BEGIN TASK MATERIAL

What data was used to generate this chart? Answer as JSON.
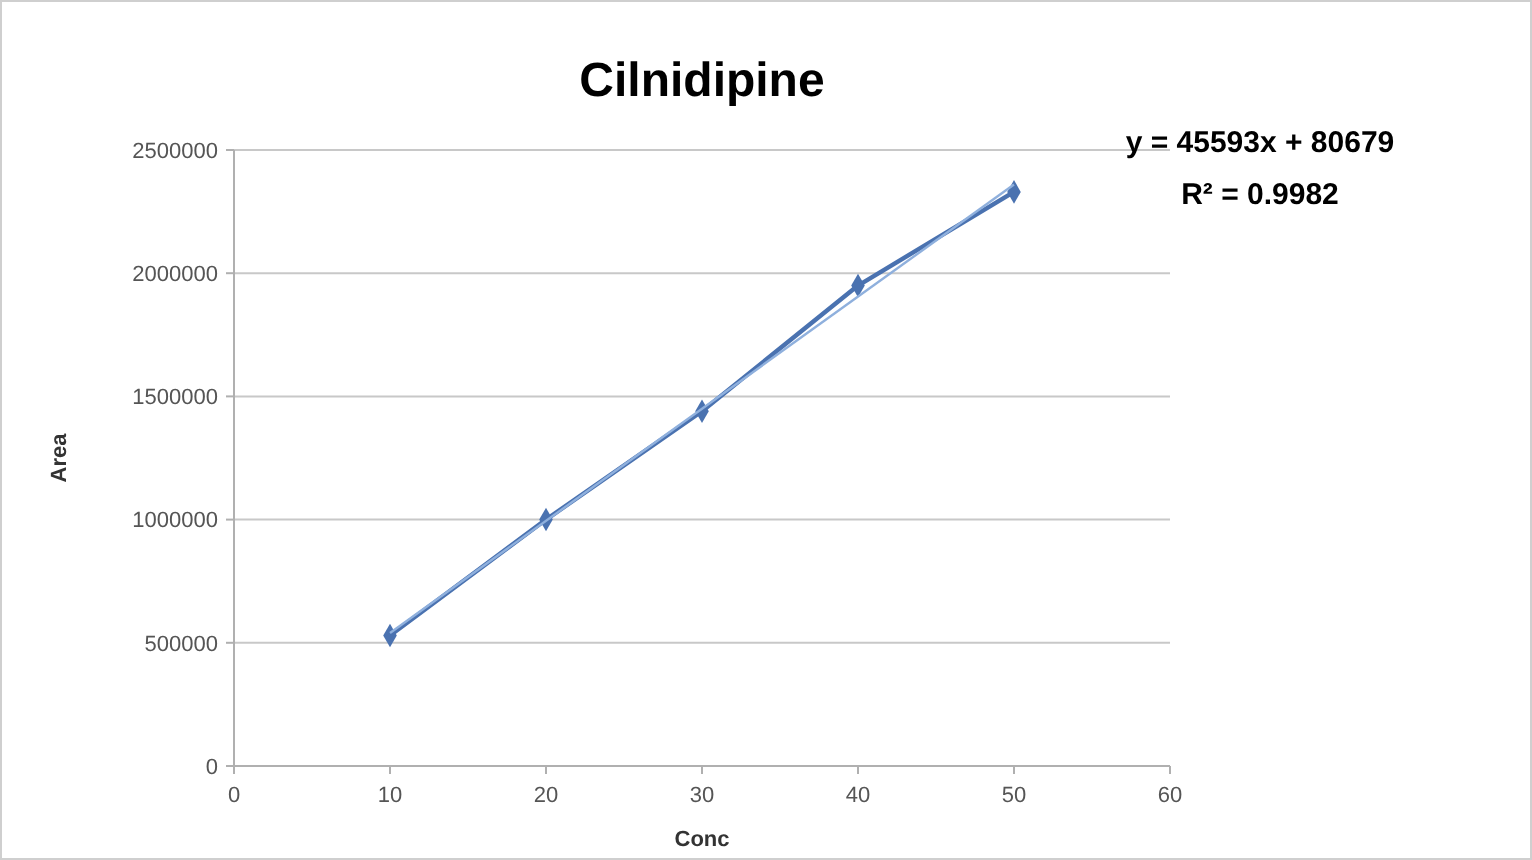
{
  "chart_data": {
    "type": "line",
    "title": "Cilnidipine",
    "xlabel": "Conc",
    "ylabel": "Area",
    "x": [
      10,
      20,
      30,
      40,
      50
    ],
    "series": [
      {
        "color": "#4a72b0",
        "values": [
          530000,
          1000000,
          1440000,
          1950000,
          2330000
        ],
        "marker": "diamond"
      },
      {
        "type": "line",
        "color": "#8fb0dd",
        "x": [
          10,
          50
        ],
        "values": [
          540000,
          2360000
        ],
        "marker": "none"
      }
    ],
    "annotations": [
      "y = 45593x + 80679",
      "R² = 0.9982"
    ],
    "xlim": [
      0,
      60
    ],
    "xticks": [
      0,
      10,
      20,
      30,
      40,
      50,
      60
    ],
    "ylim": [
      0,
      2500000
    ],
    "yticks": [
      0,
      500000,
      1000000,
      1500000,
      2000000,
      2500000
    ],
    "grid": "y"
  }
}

END TASK MATERIAL
BEGIN TASK MATERIAL

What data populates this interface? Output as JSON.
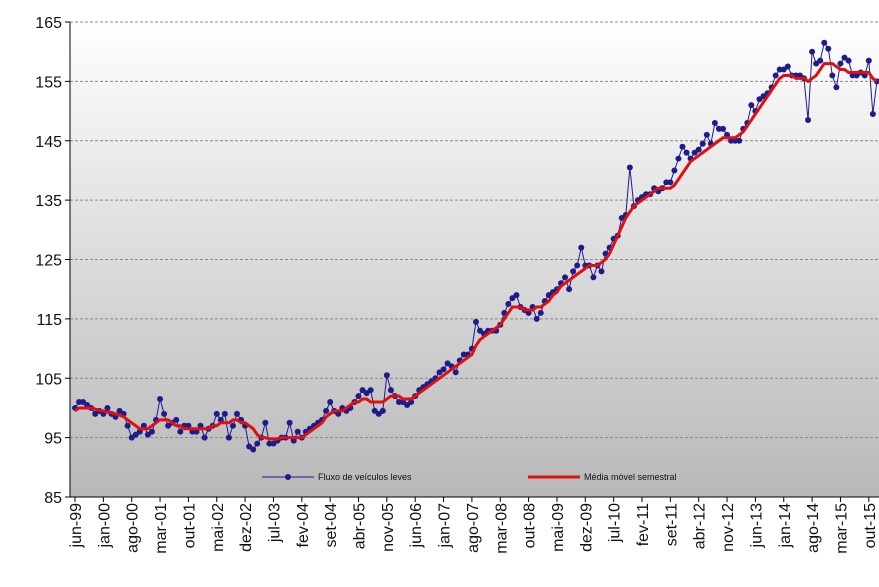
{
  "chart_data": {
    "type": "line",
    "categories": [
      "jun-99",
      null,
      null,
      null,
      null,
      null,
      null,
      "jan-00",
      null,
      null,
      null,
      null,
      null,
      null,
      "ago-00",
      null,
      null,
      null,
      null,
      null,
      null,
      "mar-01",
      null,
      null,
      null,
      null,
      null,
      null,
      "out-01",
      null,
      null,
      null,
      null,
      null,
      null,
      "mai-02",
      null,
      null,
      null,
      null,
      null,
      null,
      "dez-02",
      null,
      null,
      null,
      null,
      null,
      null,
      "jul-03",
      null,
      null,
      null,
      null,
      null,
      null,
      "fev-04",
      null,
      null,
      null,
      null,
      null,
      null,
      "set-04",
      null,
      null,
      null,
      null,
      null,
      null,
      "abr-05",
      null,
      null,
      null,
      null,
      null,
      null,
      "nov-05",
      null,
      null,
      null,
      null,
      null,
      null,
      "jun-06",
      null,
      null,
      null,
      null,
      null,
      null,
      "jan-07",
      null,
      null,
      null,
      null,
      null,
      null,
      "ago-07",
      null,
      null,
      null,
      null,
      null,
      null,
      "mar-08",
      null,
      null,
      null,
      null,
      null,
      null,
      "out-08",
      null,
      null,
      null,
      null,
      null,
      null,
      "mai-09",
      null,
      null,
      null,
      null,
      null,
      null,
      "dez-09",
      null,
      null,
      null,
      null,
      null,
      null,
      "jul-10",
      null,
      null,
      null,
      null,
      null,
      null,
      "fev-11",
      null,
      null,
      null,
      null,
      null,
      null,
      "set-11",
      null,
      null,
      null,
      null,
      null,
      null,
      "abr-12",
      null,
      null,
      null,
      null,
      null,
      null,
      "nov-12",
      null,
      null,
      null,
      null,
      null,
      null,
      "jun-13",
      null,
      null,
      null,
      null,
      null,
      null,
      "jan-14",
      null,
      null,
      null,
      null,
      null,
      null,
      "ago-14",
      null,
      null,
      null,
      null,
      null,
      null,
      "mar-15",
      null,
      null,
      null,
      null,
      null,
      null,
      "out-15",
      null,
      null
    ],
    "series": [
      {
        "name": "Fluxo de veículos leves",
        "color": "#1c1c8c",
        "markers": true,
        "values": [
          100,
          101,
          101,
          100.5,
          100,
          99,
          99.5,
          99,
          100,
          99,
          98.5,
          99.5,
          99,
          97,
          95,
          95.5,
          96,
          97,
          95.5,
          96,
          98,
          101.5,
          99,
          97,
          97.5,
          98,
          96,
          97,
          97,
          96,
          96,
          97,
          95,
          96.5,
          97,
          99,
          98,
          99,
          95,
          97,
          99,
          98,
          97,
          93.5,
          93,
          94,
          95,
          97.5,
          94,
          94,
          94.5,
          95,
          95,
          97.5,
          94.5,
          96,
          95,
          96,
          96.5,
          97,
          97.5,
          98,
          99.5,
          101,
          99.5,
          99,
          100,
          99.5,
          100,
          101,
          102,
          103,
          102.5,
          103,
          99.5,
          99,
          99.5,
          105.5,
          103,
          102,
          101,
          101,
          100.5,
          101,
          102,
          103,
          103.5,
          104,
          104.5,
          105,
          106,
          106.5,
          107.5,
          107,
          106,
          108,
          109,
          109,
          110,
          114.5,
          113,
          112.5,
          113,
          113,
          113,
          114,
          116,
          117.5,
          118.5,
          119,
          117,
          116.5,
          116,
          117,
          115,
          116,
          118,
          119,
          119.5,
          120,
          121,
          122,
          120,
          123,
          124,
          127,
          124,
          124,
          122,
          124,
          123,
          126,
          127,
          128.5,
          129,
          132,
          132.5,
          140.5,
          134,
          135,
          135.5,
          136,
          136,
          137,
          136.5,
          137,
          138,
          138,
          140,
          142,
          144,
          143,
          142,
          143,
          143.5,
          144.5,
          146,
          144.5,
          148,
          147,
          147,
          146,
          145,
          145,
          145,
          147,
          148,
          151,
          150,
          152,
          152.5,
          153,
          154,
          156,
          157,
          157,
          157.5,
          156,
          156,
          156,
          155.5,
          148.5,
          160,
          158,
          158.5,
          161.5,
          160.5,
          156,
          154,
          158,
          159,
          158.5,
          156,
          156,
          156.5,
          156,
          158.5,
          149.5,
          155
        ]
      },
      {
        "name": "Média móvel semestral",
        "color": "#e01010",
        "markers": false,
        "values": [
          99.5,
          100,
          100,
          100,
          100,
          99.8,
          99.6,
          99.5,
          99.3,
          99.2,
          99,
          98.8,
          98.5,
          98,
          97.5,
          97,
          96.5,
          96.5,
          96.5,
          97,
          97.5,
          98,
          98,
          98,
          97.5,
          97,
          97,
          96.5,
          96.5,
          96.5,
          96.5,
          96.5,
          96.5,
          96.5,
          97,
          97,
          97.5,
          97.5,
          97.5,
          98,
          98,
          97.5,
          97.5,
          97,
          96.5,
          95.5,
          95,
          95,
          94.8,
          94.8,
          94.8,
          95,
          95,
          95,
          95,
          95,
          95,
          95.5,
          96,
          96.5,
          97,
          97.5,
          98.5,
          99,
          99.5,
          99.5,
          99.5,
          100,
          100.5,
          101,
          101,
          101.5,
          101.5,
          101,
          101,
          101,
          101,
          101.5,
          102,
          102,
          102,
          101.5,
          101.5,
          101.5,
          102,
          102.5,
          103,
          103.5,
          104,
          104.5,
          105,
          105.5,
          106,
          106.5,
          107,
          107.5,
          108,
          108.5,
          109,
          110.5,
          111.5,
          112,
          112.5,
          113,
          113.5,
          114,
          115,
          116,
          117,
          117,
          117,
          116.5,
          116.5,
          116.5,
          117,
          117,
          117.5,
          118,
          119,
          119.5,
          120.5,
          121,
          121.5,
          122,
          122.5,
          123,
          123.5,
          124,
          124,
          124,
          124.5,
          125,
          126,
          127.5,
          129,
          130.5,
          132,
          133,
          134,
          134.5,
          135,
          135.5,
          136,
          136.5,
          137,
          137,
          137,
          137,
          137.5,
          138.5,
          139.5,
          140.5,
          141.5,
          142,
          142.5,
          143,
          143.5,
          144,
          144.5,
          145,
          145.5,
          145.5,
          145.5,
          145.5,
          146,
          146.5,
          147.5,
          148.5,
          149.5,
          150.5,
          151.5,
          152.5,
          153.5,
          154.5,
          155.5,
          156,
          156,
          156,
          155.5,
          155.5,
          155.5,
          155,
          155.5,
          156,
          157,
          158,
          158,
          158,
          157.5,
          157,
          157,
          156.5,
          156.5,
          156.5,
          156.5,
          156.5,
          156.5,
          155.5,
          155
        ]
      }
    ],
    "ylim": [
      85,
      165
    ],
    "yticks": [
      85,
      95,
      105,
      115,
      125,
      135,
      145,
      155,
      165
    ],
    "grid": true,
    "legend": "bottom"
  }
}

END TASK MATERIAL

YOUR GOAL:
Which lines hold the string "What"? Copy all of them from the data above.

WRITTEN SOLUTION:
What data was used to generate this chart? Answer as JSON.
What data populates this interface? Output as JSON.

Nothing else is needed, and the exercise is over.